[STATED EXERCISE]
Convert each of the rows below into a JSON list of strings, one string per line, leaving out blank lines.

[RAW DATA]

++++

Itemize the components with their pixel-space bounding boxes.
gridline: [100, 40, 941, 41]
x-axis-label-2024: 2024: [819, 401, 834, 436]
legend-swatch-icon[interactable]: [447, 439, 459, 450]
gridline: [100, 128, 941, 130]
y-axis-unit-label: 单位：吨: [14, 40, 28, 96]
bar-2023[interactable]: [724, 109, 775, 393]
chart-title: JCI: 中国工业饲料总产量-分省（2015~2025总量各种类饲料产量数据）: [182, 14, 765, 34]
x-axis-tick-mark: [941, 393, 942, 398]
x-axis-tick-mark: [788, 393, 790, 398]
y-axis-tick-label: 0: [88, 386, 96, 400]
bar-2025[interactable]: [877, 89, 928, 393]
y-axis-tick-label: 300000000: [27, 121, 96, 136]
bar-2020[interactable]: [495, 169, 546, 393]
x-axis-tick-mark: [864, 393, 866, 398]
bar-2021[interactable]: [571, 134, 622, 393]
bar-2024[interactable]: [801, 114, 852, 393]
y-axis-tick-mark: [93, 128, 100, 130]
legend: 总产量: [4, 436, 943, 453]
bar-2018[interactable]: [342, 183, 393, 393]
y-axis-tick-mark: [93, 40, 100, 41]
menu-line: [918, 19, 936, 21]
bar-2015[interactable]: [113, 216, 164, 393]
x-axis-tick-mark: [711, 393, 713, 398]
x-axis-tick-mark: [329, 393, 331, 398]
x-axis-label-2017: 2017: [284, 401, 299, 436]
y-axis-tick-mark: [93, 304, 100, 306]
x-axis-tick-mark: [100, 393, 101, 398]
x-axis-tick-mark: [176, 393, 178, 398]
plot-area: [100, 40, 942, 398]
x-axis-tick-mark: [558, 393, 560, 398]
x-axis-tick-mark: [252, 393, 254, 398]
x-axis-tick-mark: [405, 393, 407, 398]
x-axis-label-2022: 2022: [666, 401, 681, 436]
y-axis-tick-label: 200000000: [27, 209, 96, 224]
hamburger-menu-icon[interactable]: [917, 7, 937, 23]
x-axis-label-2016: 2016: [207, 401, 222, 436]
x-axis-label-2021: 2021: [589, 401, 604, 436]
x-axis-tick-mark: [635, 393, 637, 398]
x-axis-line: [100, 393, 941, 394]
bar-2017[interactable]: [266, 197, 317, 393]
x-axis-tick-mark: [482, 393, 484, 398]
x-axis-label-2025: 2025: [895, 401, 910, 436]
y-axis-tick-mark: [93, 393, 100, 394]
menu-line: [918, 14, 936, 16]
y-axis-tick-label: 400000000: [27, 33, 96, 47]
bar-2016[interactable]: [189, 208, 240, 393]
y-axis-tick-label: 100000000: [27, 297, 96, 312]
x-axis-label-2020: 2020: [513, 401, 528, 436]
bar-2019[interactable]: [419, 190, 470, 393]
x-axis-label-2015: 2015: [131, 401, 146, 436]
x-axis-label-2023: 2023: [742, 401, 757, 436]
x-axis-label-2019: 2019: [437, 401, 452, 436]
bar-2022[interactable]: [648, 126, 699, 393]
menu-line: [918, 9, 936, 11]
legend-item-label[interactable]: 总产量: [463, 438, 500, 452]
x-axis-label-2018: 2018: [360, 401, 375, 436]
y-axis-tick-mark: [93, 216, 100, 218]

++++

[CORRECT RESULT]
[
  "Itemize the components with their pixel-space bounding boxes.",
  "gridline: [100, 40, 941, 41]",
  "x-axis-label-2024: 2024: [819, 401, 834, 436]",
  "legend-swatch-icon[interactable]: [447, 439, 459, 450]",
  "gridline: [100, 128, 941, 130]",
  "y-axis-unit-label: 单位：吨: [14, 40, 28, 96]",
  "bar-2023[interactable]: [724, 109, 775, 393]",
  "chart-title: JCI: 中国工业饲料总产量-分省（2015~2025总量各种类饲料产量数据）: [182, 14, 765, 34]",
  "x-axis-tick-mark: [941, 393, 942, 398]",
  "x-axis-tick-mark: [788, 393, 790, 398]",
  "y-axis-tick-label: 0: [88, 386, 96, 400]",
  "bar-2025[interactable]: [877, 89, 928, 393]",
  "y-axis-tick-label: 300000000: [27, 121, 96, 136]",
  "bar-2020[interactable]: [495, 169, 546, 393]",
  "x-axis-tick-mark: [864, 393, 866, 398]",
  "bar-2021[interactable]: [571, 134, 622, 393]",
  "bar-2024[interactable]: [801, 114, 852, 393]",
  "y-axis-tick-mark: [93, 128, 100, 130]",
  "legend: 总产量: [4, 436, 943, 453]",
  "bar-2018[interactable]: [342, 183, 393, 393]",
  "y-axis-tick-mark: [93, 40, 100, 41]",
  "menu-line: [918, 19, 936, 21]",
  "bar-2015[interactable]: [113, 216, 164, 393]",
  "x-axis-tick-mark: [711, 393, 713, 398]",
  "x-axis-tick-mark: [329, 393, 331, 398]",
  "x-axis-label-2017: 2017: [284, 401, 299, 436]",
  "y-axis-tick-mark: [93, 304, 100, 306]",
  "x-axis-tick-mark: [100, 393, 101, 398]",
  "x-axis-tick-mark: [176, 393, 178, 398]",
  "plot-area: [100, 40, 942, 398]",
  "x-axis-tick-mark: [558, 393, 560, 398]",
  "x-axis-tick-mark: [252, 393, 254, 398]",
  "x-axis-tick-mark: [405, 393, 407, 398]",
  "x-axis-label-2022: 2022: [666, 401, 681, 436]",
  "y-axis-tick-label: 200000000: [27, 209, 96, 224]",
  "hamburger-menu-icon[interactable]: [917, 7, 937, 23]",
  "x-axis-label-2016: 2016: [207, 401, 222, 436]",
  "x-axis-label-2021: 2021: [589, 401, 604, 436]",
  "x-axis-tick-mark: [635, 393, 637, 398]",
  "x-axis-line: [100, 393, 941, 394]",
  "bar-2017[interactable]: [266, 197, 317, 393]",
  "x-axis-tick-mark: [482, 393, 484, 398]",
  "x-axis-label-2025: 2025: [895, 401, 910, 436]",
  "y-axis-tick-mark: [93, 393, 100, 394]",
  "menu-line: [918, 14, 936, 16]",
  "y-axis-tick-label: 400000000: [27, 33, 96, 47]",
  "bar-2016[interactable]: [189, 208, 240, 393]",
  "y-axis-tick-label: 100000000: [27, 297, 96, 312]",
  "x-axis-label-2020: 2020: [513, 401, 528, 436]",
  "bar-2019[interactable]: [419, 190, 470, 393]",
  "x-axis-label-2015: 2015: [131, 401, 146, 436]",
  "x-axis-label-2023: 2023: [742, 401, 757, 436]",
  "x-axis-label-2019: 2019: [437, 401, 452, 436]",
  "bar-2022[interactable]: [648, 126, 699, 393]",
  "menu-line: [918, 9, 936, 11]",
  "legend-item-label[interactable]: 总产量: [463, 438, 500, 452]",
  "x-axis-label-2018: 2018: [360, 401, 375, 436]",
  "y-axis-tick-mark: [93, 216, 100, 218]"
]